● Task details: Render the stretch of lines below from the one containing "plot-area: [102, 71, 543, 416]" through the one containing "localize each UI", both included, as a numbered list, omitting blank lines and pictures.

● The input:

•••••

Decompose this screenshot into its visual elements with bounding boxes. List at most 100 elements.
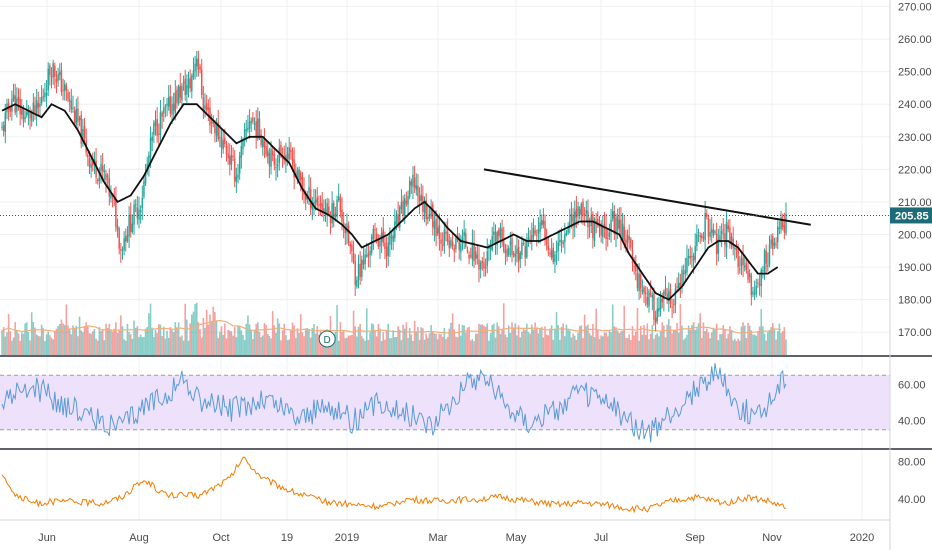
- volume-bar: [473, 341, 475, 355]
- volume-bar: [2, 327, 5, 355]
- price-tick-label: 260.00: [898, 34, 932, 46]
- volume-bar: [285, 335, 287, 355]
- volume-bar: [722, 325, 725, 355]
- candle-body: [75, 108, 78, 125]
- volume-bar: [187, 340, 190, 355]
- volume-bar: [377, 323, 380, 355]
- volume-bar: [21, 332, 23, 355]
- volume-bar: [621, 330, 624, 355]
- volume-bar: [762, 326, 764, 355]
- candle-body: [602, 226, 604, 237]
- volume-bar: [531, 324, 533, 355]
- candle-body: [227, 154, 229, 159]
- dividend-markers[interactable]: DD: [318, 330, 932, 348]
- volume-bar: [174, 322, 177, 355]
- volume-bar: [666, 324, 668, 355]
- price-tick-label: 180.00: [898, 295, 932, 307]
- volume-bar: [668, 319, 670, 355]
- volume-bar: [767, 332, 769, 355]
- candle-body: [90, 164, 92, 168]
- volume-bar: [91, 331, 94, 355]
- candle-body: [707, 218, 710, 237]
- candle-body: [773, 242, 776, 246]
- volume-bar: [506, 337, 508, 355]
- trendline-layer[interactable]: [483, 168, 811, 226]
- volume-bar: [730, 330, 733, 355]
- candle-body: [347, 225, 350, 244]
- time-axis[interactable]: Jun Aug Oct 19 2019 Mar May Jul Sep Nov 2020: [38, 532, 874, 544]
- volume-bar: [699, 313, 701, 355]
- volume-bar: [466, 327, 469, 355]
- candle-body: [413, 177, 416, 188]
- volume-bar: [397, 326, 399, 355]
- volume-bar: [148, 313, 150, 355]
- price-panel[interactable]: [1, 50, 787, 332]
- candle-body: [245, 129, 248, 131]
- candle-body: [717, 239, 720, 254]
- volume-bar: [420, 327, 423, 355]
- volume-bar: [771, 323, 774, 355]
- volume-bar: [214, 312, 216, 355]
- volume-bar: [453, 329, 456, 355]
- volume-bar: [539, 328, 541, 355]
- volume-bar: [643, 324, 645, 355]
- candle-body: [149, 137, 152, 158]
- volume-bar: [651, 325, 654, 355]
- candle-body: [727, 225, 729, 230]
- volume-bar: [106, 327, 109, 355]
- candle-body: [200, 69, 203, 96]
- volume-bar: [341, 332, 343, 355]
- candle-body: [65, 85, 68, 91]
- price-axis[interactable]: 170.00 180.00 190.00 200.00 210.00 220.00 230.…: [898, 2, 932, 507]
- volume-bar: [430, 325, 432, 355]
- rsi-panel[interactable]: [0, 363, 890, 443]
- volume-bar: [131, 338, 134, 355]
- volume-bar: [379, 328, 381, 355]
- candle-body: [319, 202, 322, 207]
- volume-bar: [456, 337, 459, 355]
- candle-body: [34, 105, 36, 114]
- volume-bar: [765, 340, 767, 355]
- volume-bar: [478, 323, 480, 355]
- volume-bar: [146, 326, 149, 355]
- candle-body: [681, 269, 683, 287]
- volume-bar: [215, 321, 218, 355]
- volume-bar: [489, 333, 492, 355]
- candle-body: [592, 214, 594, 239]
- candle-body: [375, 233, 378, 241]
- candle-body: [618, 219, 621, 229]
- volume-bar: [176, 327, 178, 355]
- candle-body: [478, 259, 480, 270]
- volume-bar: [230, 331, 233, 355]
- candle-body: [572, 216, 574, 227]
- candle-body: [154, 120, 157, 126]
- volume-bar: [610, 332, 612, 355]
- volume-bar: [511, 322, 513, 355]
- candle-body: [479, 262, 482, 270]
- candle-body: [775, 243, 777, 245]
- candle-body: [197, 58, 200, 70]
- candle-body: [615, 217, 617, 235]
- volume-bar: [568, 330, 571, 355]
- oscillator-panel[interactable]: [1, 456, 787, 514]
- volume-bar: [540, 326, 543, 355]
- volume-bar: [532, 329, 535, 355]
- candle-body: [461, 237, 464, 244]
- volume-bar: [62, 323, 64, 355]
- volume-bar: [75, 325, 78, 355]
- oscillator-line: [1, 456, 787, 514]
- candle-body: [68, 99, 71, 102]
- volume-bar: [493, 323, 495, 355]
- candle-body: [770, 239, 772, 245]
- volume-bar: [735, 341, 738, 355]
- volume-bar: [498, 326, 500, 355]
- volume-bar: [212, 306, 215, 355]
- volume-bar: [631, 326, 634, 355]
- candle-body: [390, 236, 393, 239]
- volume-bar: [22, 333, 25, 355]
- candle-body: [780, 216, 782, 230]
- candle-body: [433, 221, 436, 229]
- candle-body: [489, 247, 492, 250]
- candle-body: [224, 137, 226, 145]
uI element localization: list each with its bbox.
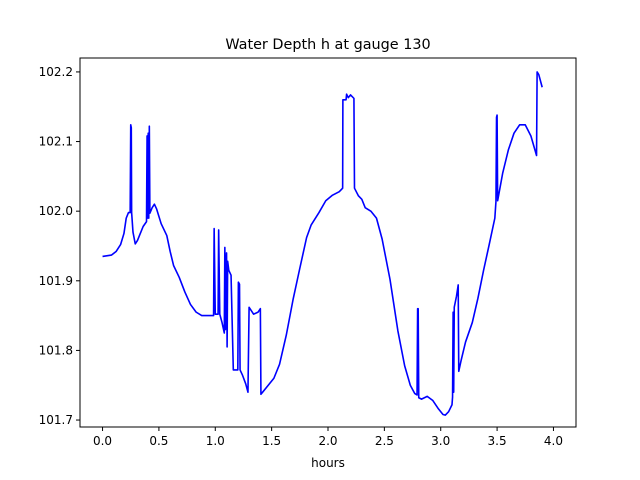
plot-area: [102, 71, 543, 416]
series-line-1: [102, 71, 543, 416]
chart-title: Water Depth h at gauge 130: [225, 37, 430, 53]
x-tick-label: 3.5: [488, 434, 507, 448]
y-tick-label: 101.9: [39, 274, 73, 288]
y-tick-label: 101.8: [39, 343, 73, 357]
y-tick-label: 102.0: [39, 204, 73, 218]
x-tick-label: 0.0: [93, 434, 112, 448]
x-axis-label: hours: [311, 456, 345, 470]
y-tick-label: 102.2: [39, 65, 73, 79]
y-tick-label: 101.7: [39, 413, 73, 427]
x-tick-label: 2.5: [375, 434, 394, 448]
y-tick-label: 102.1: [39, 135, 73, 149]
x-tick-label: 0.5: [149, 434, 168, 448]
y-axis: 101.7 101.8 101.9 102.0 102.1 102.2: [39, 65, 80, 427]
x-axis: 0.0 0.5 1.0 1.5 2.0 2.5 3.0 3.5 4.0: [93, 427, 563, 448]
x-tick-label: 2.0: [318, 434, 337, 448]
x-tick-label: 3.0: [431, 434, 450, 448]
plot-frame: [79, 57, 577, 428]
x-tick-label: 1.5: [262, 434, 281, 448]
x-tick-label: 4.0: [544, 434, 563, 448]
x-tick-label: 1.0: [206, 434, 225, 448]
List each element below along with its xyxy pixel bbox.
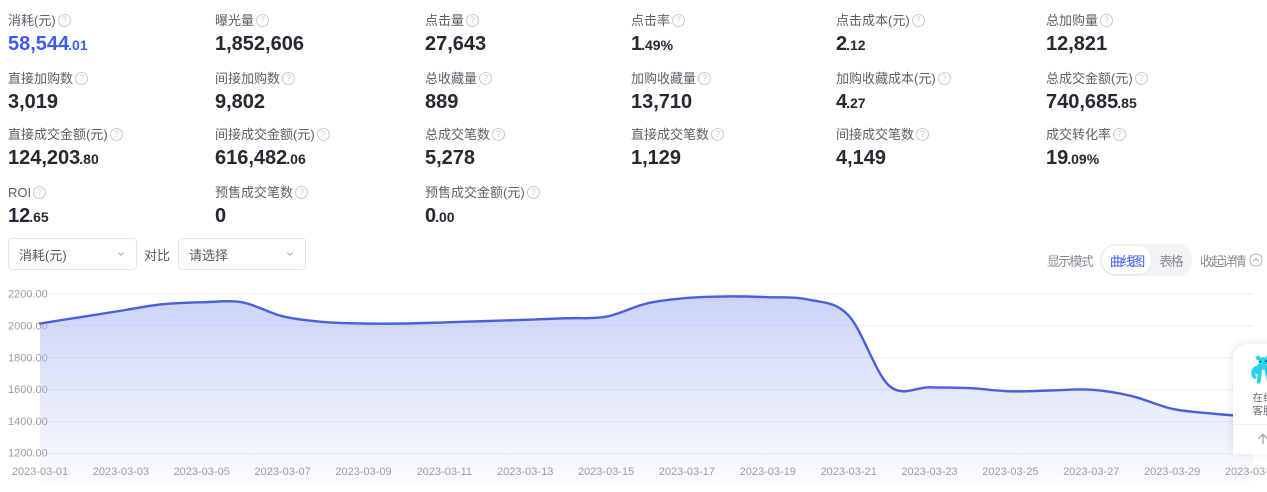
svg-text:2023-03-13: 2023-03-13: [497, 466, 553, 478]
svg-text:2023-03-27: 2023-03-27: [1063, 466, 1119, 478]
svg-text:2023-03-21: 2023-03-21: [821, 466, 877, 478]
svg-text:2023-03-07: 2023-03-07: [254, 466, 310, 478]
svg-text:2023-03-25: 2023-03-25: [982, 466, 1038, 478]
svg-text:2023-03-19: 2023-03-19: [740, 466, 796, 478]
svg-text:2023-03-11: 2023-03-11: [417, 466, 472, 478]
svg-text:2023-03-31: 2023-03-31: [1225, 466, 1267, 478]
svg-text:2023-03-17: 2023-03-17: [659, 466, 715, 478]
svg-text:2023-03-03: 2023-03-03: [93, 466, 149, 478]
svg-text:2023-03-01: 2023-03-01: [12, 466, 68, 478]
svg-text:2023-03-23: 2023-03-23: [901, 466, 957, 478]
svg-text:2200.00: 2200.00: [8, 289, 48, 301]
svg-text:2023-03-05: 2023-03-05: [174, 466, 230, 478]
svg-text:2023-03-29: 2023-03-29: [1144, 466, 1200, 478]
svg-text:2023-03-15: 2023-03-15: [578, 466, 634, 478]
svg-text:2023-03-09: 2023-03-09: [335, 466, 391, 478]
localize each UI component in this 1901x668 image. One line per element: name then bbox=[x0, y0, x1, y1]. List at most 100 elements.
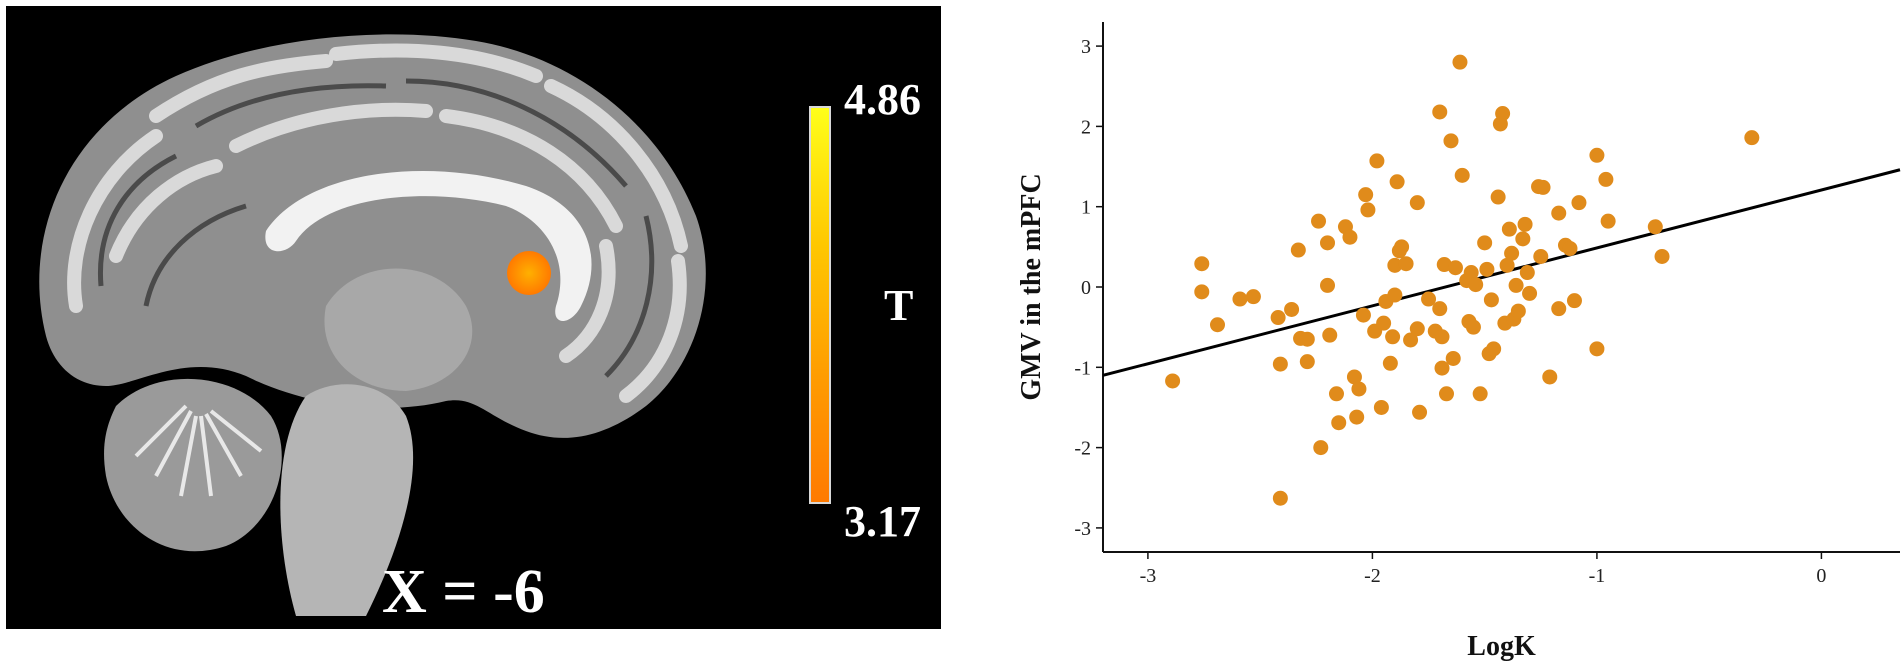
y-axis-title: GMV in the mPFC bbox=[1016, 173, 1047, 400]
data-point bbox=[1483, 292, 1499, 308]
data-point bbox=[1535, 179, 1551, 195]
data-point bbox=[1331, 415, 1347, 431]
x-axis-title: LogK bbox=[1467, 631, 1536, 662]
data-point bbox=[1571, 195, 1587, 211]
y-tick-label: 0 bbox=[1081, 277, 1091, 299]
data-point bbox=[1351, 381, 1367, 397]
data-point bbox=[1313, 440, 1329, 456]
data-point bbox=[1272, 356, 1288, 372]
y-tick-label: -2 bbox=[1074, 438, 1091, 460]
cerebellum bbox=[104, 378, 282, 552]
gyri-texture bbox=[67, 43, 688, 403]
data-point bbox=[1421, 291, 1437, 307]
thalamus bbox=[324, 268, 473, 391]
data-point bbox=[1463, 265, 1479, 281]
data-point bbox=[1403, 332, 1419, 348]
data-point bbox=[1389, 174, 1405, 190]
data-point bbox=[1562, 240, 1578, 256]
data-point bbox=[1299, 331, 1315, 347]
chart-ticks: -3 -2 -1 0 3 2 1 0 -1 -2 -3 bbox=[1074, 36, 1826, 587]
data-point bbox=[1320, 277, 1336, 293]
data-point bbox=[1209, 317, 1225, 333]
data-point bbox=[1358, 187, 1374, 203]
data-point bbox=[1328, 386, 1344, 402]
data-point bbox=[1477, 235, 1493, 251]
brain-slice-panel: 4.86 3.17 T X = -6 bbox=[6, 6, 941, 629]
data-point bbox=[1387, 257, 1403, 273]
data-point bbox=[1465, 319, 1481, 335]
data-point bbox=[1369, 153, 1385, 169]
data-point bbox=[1499, 257, 1515, 273]
data-point bbox=[1551, 205, 1567, 221]
data-point bbox=[1290, 242, 1306, 258]
data-point bbox=[1522, 285, 1538, 301]
data-point bbox=[1360, 202, 1376, 218]
data-point bbox=[1385, 329, 1401, 345]
data-point bbox=[1517, 216, 1533, 232]
data-point bbox=[1394, 239, 1410, 255]
colorbar-max-label: 4.86 bbox=[844, 75, 921, 124]
data-point bbox=[1376, 315, 1392, 331]
data-point bbox=[1533, 248, 1549, 264]
data-point bbox=[1382, 355, 1398, 371]
data-point bbox=[1744, 130, 1760, 146]
y-tick-label: -3 bbox=[1074, 518, 1091, 540]
colorbar-title: T bbox=[884, 281, 914, 330]
data-point bbox=[1508, 277, 1524, 293]
data-point bbox=[1270, 310, 1286, 326]
data-point bbox=[1454, 167, 1470, 183]
data-point bbox=[1589, 341, 1605, 357]
data-point bbox=[1472, 386, 1488, 402]
data-point bbox=[1515, 231, 1531, 247]
sulci-texture bbox=[97, 78, 655, 378]
chart-axes bbox=[1102, 22, 1900, 553]
corpus-callosum bbox=[265, 171, 592, 321]
data-point bbox=[1504, 245, 1520, 261]
data-point bbox=[1519, 265, 1535, 281]
y-tick-label: 3 bbox=[1081, 36, 1091, 58]
x-tick-label: -2 bbox=[1364, 565, 1381, 587]
data-point bbox=[1490, 189, 1506, 205]
data-point bbox=[1346, 369, 1362, 385]
cerebellum-folia bbox=[134, 404, 263, 497]
data-point bbox=[1349, 409, 1365, 425]
data-point bbox=[1232, 291, 1248, 307]
data-point bbox=[1501, 221, 1517, 237]
brainstem bbox=[280, 384, 414, 616]
data-point bbox=[1551, 301, 1567, 317]
data-point bbox=[1194, 284, 1210, 300]
data-point bbox=[1510, 303, 1526, 319]
data-point bbox=[1284, 301, 1300, 317]
data-point bbox=[1434, 329, 1450, 345]
data-point bbox=[1654, 248, 1670, 264]
data-point bbox=[1342, 229, 1358, 245]
data-point bbox=[1299, 354, 1315, 370]
data-point bbox=[1445, 350, 1461, 366]
data-point bbox=[1387, 287, 1403, 303]
data-point bbox=[1468, 277, 1484, 293]
data-point bbox=[1398, 256, 1414, 272]
y-tick-label: -1 bbox=[1074, 357, 1091, 379]
y-tick-label: 2 bbox=[1081, 116, 1091, 138]
x-tick-label: -1 bbox=[1589, 565, 1606, 587]
data-point bbox=[1432, 301, 1448, 317]
data-point bbox=[1272, 490, 1288, 506]
data-point bbox=[1542, 369, 1558, 385]
y-tick-label: 1 bbox=[1081, 197, 1091, 219]
x-tick-label: 0 bbox=[1816, 565, 1826, 587]
data-point bbox=[1566, 293, 1582, 309]
data-point bbox=[1355, 307, 1371, 323]
data-point bbox=[1479, 261, 1495, 277]
data-point bbox=[1165, 373, 1181, 389]
data-point bbox=[1311, 213, 1327, 229]
data-point bbox=[1434, 360, 1450, 376]
data-point bbox=[1322, 327, 1338, 343]
data-point bbox=[1452, 54, 1468, 70]
colorbar bbox=[809, 106, 831, 504]
data-point bbox=[1443, 133, 1459, 149]
brain-sagittal-image bbox=[39, 34, 706, 616]
data-point bbox=[1647, 219, 1663, 235]
cerebrum-shape bbox=[39, 34, 706, 438]
data-point bbox=[1409, 321, 1425, 337]
data-point bbox=[1245, 289, 1261, 305]
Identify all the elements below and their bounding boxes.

•••••

● Expected output:
1. plot-area: [102, 71, 543, 416]
2. series-line-1: [102, 71, 543, 416]
3. chart-title: Water Depth h at gauge 130: [225, 37, 430, 53]
4. x-tick-label: 3.5: [488, 434, 507, 448]
5. y-tick-label: 101.9: [39, 274, 73, 288]
6. y-tick-label: 101.8: [39, 343, 73, 357]
7. y-tick-label: 102.0: [39, 204, 73, 218]
8. x-tick-label: 0.0: [93, 434, 112, 448]
9. x-axis-label: hours: [311, 456, 345, 470]
10. y-tick-label: 102.2: [39, 65, 73, 79]
11. y-tick-label: 101.7: [39, 413, 73, 427]
12. x-tick-label: 2.5: [375, 434, 394, 448]
13. y-tick-label: 102.1: [39, 135, 73, 149]
14. x-tick-label: 0.5: [149, 434, 168, 448]
15. y-axis: 101.7 101.8 101.9 102.0 102.1 102.2: [39, 65, 80, 427]
16. x-axis: 0.0 0.5 1.0 1.5 2.0 2.5 3.0 3.5 4.0: [93, 427, 563, 448]
17. x-tick-label: 2.0: [318, 434, 337, 448]
18. x-tick-label: 3.0: [431, 434, 450, 448]
19. plot-frame: [79, 57, 577, 428]
20. x-tick-label: 1.5: [262, 434, 281, 448]
21. x-tick-label: 4.0: [544, 434, 563, 448]
22. x-tick-label: 1.0: [206, 434, 225, 448]
23. List each element below along with its xyxy pixel bbox.
24. svg-text:2023-03-13: 2023-03-13: [497, 466, 553, 478]
25. svg-text:2023-03-27: 2023-03-27: [1063, 466, 1119, 478]
26. svg-text:2023-03-21: 2023-03-21: [821, 466, 877, 478]
27. svg-text:2023-03-07: 2023-03-07: [254, 466, 310, 478]
28. svg-text:2023-03-25: 2023-03-25: [982, 466, 1038, 478]
29. svg-text:2023-03-19: 2023-03-19: [740, 466, 796, 478]
30. svg-text:2023-03-11: 2023-03-11: [417, 466, 472, 478]
31. svg-text:2023-03-31: 2023-03-31: [1225, 466, 1267, 478]
32. svg-text:2023-03-17: 2023-03-17: [659, 466, 715, 478]
33. svg-text:2023-03-03: 2023-03-03: [93, 466, 149, 478]
34. svg-text:2023-03-01: 2023-03-01: [12, 466, 68, 478]
35. svg-text:2023-03-23: 2023-03-23: [901, 466, 957, 478]
36. svg-text:2200.00: 2200.00: [8, 289, 48, 301]
37. svg-text:2023-03-05: 2023-03-05: [174, 466, 230, 478]
38. svg-text:2023-03-29: 2023-03-29: [1144, 466, 1200, 478]
39. svg-text:2023-03-15: 2023-03-15: [578, 466, 634, 478]
40. svg-text:2023-03-09: 2023-03-09: [335, 466, 391, 478]
41. localize each UI component in this 1901x668 image. One line per element: name then bbox=[x0, y0, x1, y1]. List at most 100 elements.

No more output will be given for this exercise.